[Items from a dataset]
>> START

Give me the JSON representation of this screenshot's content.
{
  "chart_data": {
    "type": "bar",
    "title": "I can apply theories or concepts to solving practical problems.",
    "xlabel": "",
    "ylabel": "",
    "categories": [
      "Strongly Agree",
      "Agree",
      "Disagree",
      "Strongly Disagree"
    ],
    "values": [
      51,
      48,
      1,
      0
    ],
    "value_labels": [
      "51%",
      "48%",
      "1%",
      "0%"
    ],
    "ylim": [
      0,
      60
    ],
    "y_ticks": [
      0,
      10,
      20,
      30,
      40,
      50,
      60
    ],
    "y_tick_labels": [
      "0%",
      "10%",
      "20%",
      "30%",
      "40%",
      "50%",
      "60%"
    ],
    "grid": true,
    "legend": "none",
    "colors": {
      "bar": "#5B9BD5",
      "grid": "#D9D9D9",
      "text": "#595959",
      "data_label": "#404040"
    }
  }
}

>> END

Can you restate every record above word for word?

ANSWER TO THIS PROBLEM:
Give me the JSON representation of this screenshot's content.
{
  "chart_data": {
    "type": "bar",
    "title": "I can apply theories or concepts to solving practical problems.",
    "xlabel": "",
    "ylabel": "",
    "categories": [
      "Strongly Agree",
      "Agree",
      "Disagree",
      "Strongly Disagree"
    ],
    "values": [
      51,
      48,
      1,
      0
    ],
    "value_labels": [
      "51%",
      "48%",
      "1%",
      "0%"
    ],
    "ylim": [
      0,
      60
    ],
    "y_ticks": [
      0,
      10,
      20,
      30,
      40,
      50,
      60
    ],
    "y_tick_labels": [
      "0%",
      "10%",
      "20%",
      "30%",
      "40%",
      "50%",
      "60%"
    ],
    "grid": true,
    "legend": "none",
    "colors": {
      "bar": "#5B9BD5",
      "grid": "#D9D9D9",
      "text": "#595959",
      "data_label": "#404040"
    }
  }
}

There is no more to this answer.